Retype the whole listing verbatim and keep the pictures out of it.

====== Given records ======

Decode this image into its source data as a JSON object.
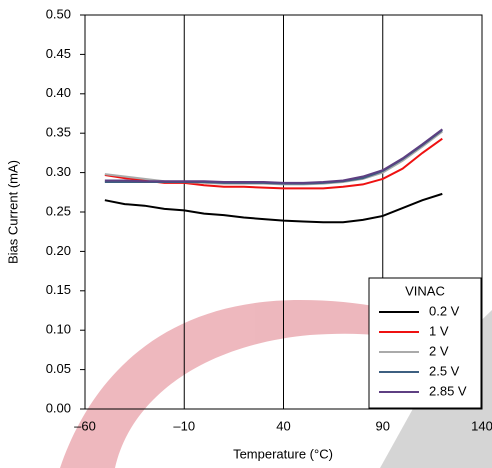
{
  "chart_data": {
    "type": "line",
    "x_label": "Temperature (°C)",
    "y_label": "Bias Current (mA)",
    "x": [
      -50,
      -40,
      -30,
      -20,
      -10,
      0,
      10,
      20,
      30,
      40,
      50,
      60,
      70,
      80,
      90,
      100,
      110,
      120
    ],
    "series": [
      {
        "name": "0.2 V",
        "color": "#000000",
        "values": [
          0.265,
          0.26,
          0.258,
          0.254,
          0.252,
          0.248,
          0.246,
          0.243,
          0.241,
          0.239,
          0.238,
          0.237,
          0.237,
          0.24,
          0.245,
          0.255,
          0.265,
          0.273
        ]
      },
      {
        "name": "1 V",
        "color": "#ee1111",
        "values": [
          0.297,
          0.293,
          0.29,
          0.287,
          0.287,
          0.284,
          0.282,
          0.282,
          0.281,
          0.28,
          0.28,
          0.28,
          0.282,
          0.285,
          0.292,
          0.305,
          0.325,
          0.343
        ]
      },
      {
        "name": "2 V",
        "color": "#aaaaaa",
        "values": [
          0.298,
          0.295,
          0.292,
          0.289,
          0.288,
          0.287,
          0.286,
          0.286,
          0.286,
          0.285,
          0.285,
          0.286,
          0.288,
          0.292,
          0.3,
          0.315,
          0.333,
          0.352
        ]
      },
      {
        "name": "2.5 V",
        "color": "#3d5f80",
        "values": [
          0.288,
          0.288,
          0.288,
          0.288,
          0.288,
          0.288,
          0.287,
          0.287,
          0.287,
          0.286,
          0.286,
          0.287,
          0.289,
          0.293,
          0.302,
          0.317,
          0.335,
          0.354
        ]
      },
      {
        "name": "2.85 V",
        "color": "#5e3f82",
        "values": [
          0.29,
          0.29,
          0.289,
          0.289,
          0.289,
          0.289,
          0.288,
          0.288,
          0.288,
          0.287,
          0.287,
          0.288,
          0.29,
          0.295,
          0.303,
          0.318,
          0.336,
          0.355
        ]
      }
    ],
    "legend_title": "VINAC",
    "legend": "lower right",
    "xlim": [
      -60,
      140
    ],
    "xticks": [
      {
        "value": -60,
        "label": "–60"
      },
      {
        "value": -10,
        "label": "–10"
      },
      40,
      90,
      140
    ],
    "ylim": [
      0,
      0.5
    ],
    "yticks": [
      {
        "value": 0,
        "label": "0.00"
      },
      0.05,
      {
        "value": 0.1,
        "label": "0.10"
      },
      0.15,
      {
        "value": 0.2,
        "label": "0.20"
      },
      0.25,
      {
        "value": 0.3,
        "label": "0.30"
      },
      0.35,
      {
        "value": 0.4,
        "label": "0.40"
      },
      0.45,
      {
        "value": 0.5,
        "label": "0.50"
      }
    ],
    "grid": "x"
  }
}
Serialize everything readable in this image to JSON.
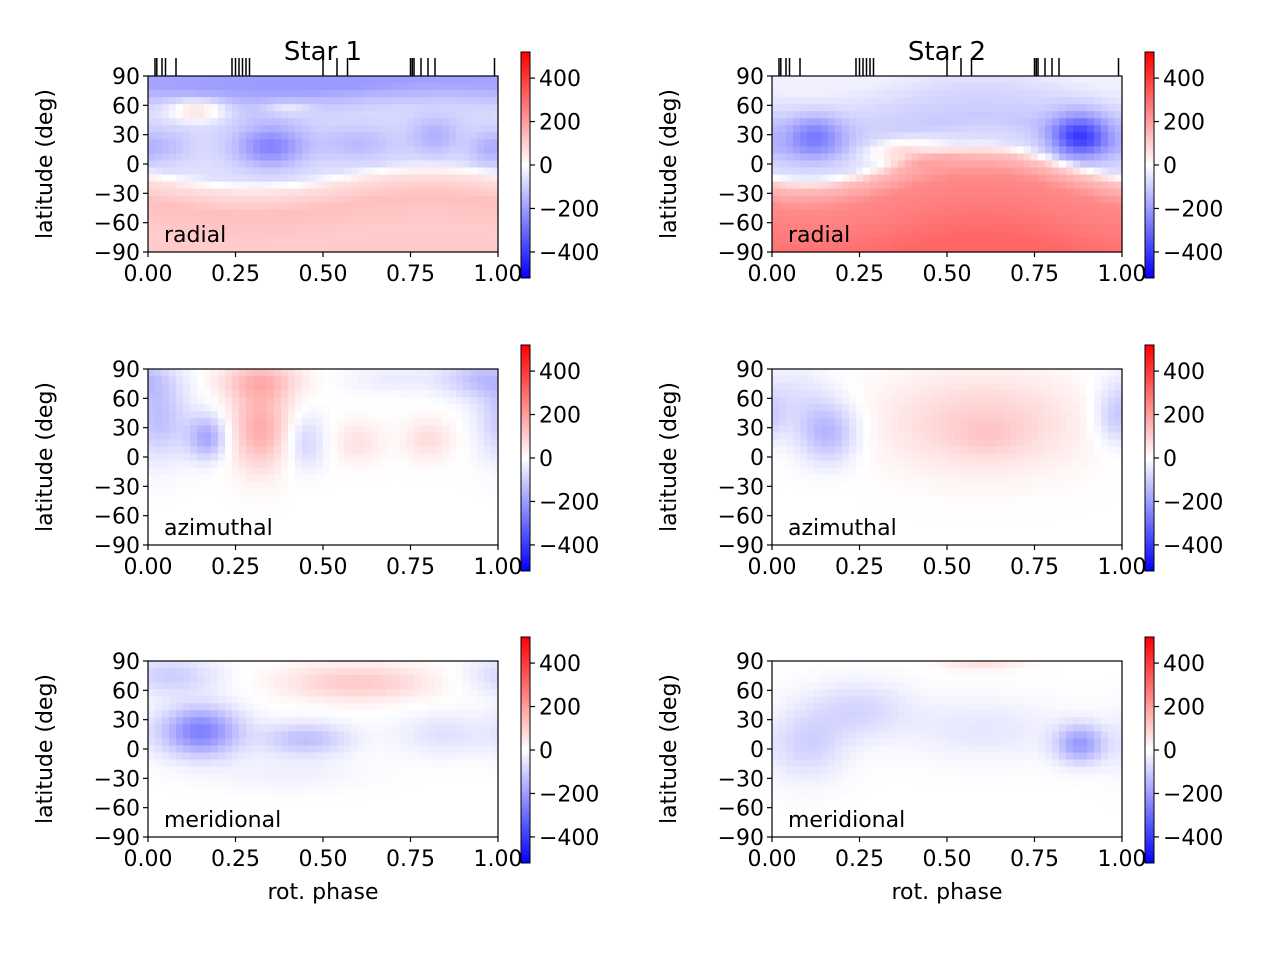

======

Answer to this task:
Decode this image into its source data as a JSON object.
{
  "chart_data": {
    "type": "line",
    "x_label": "Temperature (°C)",
    "y_label": "Bias Current (mA)",
    "x": [
      -50,
      -40,
      -30,
      -20,
      -10,
      0,
      10,
      20,
      30,
      40,
      50,
      60,
      70,
      80,
      90,
      100,
      110,
      120
    ],
    "series": [
      {
        "name": "0.2 V",
        "color": "#000000",
        "values": [
          0.265,
          0.26,
          0.258,
          0.254,
          0.252,
          0.248,
          0.246,
          0.243,
          0.241,
          0.239,
          0.238,
          0.237,
          0.237,
          0.24,
          0.245,
          0.255,
          0.265,
          0.273
        ]
      },
      {
        "name": "1 V",
        "color": "#ee1111",
        "values": [
          0.297,
          0.293,
          0.29,
          0.287,
          0.287,
          0.284,
          0.282,
          0.282,
          0.281,
          0.28,
          0.28,
          0.28,
          0.282,
          0.285,
          0.292,
          0.305,
          0.325,
          0.343
        ]
      },
      {
        "name": "2 V",
        "color": "#aaaaaa",
        "values": [
          0.298,
          0.295,
          0.292,
          0.289,
          0.288,
          0.287,
          0.286,
          0.286,
          0.286,
          0.285,
          0.285,
          0.286,
          0.288,
          0.292,
          0.3,
          0.315,
          0.333,
          0.352
        ]
      },
      {
        "name": "2.5 V",
        "color": "#3d5f80",
        "values": [
          0.288,
          0.288,
          0.288,
          0.288,
          0.288,
          0.288,
          0.287,
          0.287,
          0.287,
          0.286,
          0.286,
          0.287,
          0.289,
          0.293,
          0.302,
          0.317,
          0.335,
          0.354
        ]
      },
      {
        "name": "2.85 V",
        "color": "#5e3f82",
        "values": [
          0.29,
          0.29,
          0.289,
          0.289,
          0.289,
          0.289,
          0.288,
          0.288,
          0.288,
          0.287,
          0.287,
          0.288,
          0.29,
          0.295,
          0.303,
          0.318,
          0.336,
          0.355
        ]
      }
    ],
    "legend_title": "VINAC",
    "legend": "lower right",
    "xlim": [
      -60,
      140
    ],
    "xticks": [
      {
        "value": -60,
        "label": "–60"
      },
      {
        "value": -10,
        "label": "–10"
      },
      40,
      90,
      140
    ],
    "ylim": [
      0,
      0.5
    ],
    "yticks": [
      {
        "value": 0,
        "label": "0.00"
      },
      0.05,
      {
        "value": 0.1,
        "label": "0.10"
      },
      0.15,
      {
        "value": 0.2,
        "label": "0.20"
      },
      0.25,
      {
        "value": 0.3,
        "label": "0.30"
      },
      0.35,
      {
        "value": 0.4,
        "label": "0.40"
      },
      0.45,
      {
        "value": 0.5,
        "label": "0.50"
      }
    ],
    "grid": "x"
  }
}
Serialize everything readable in this image to JSON.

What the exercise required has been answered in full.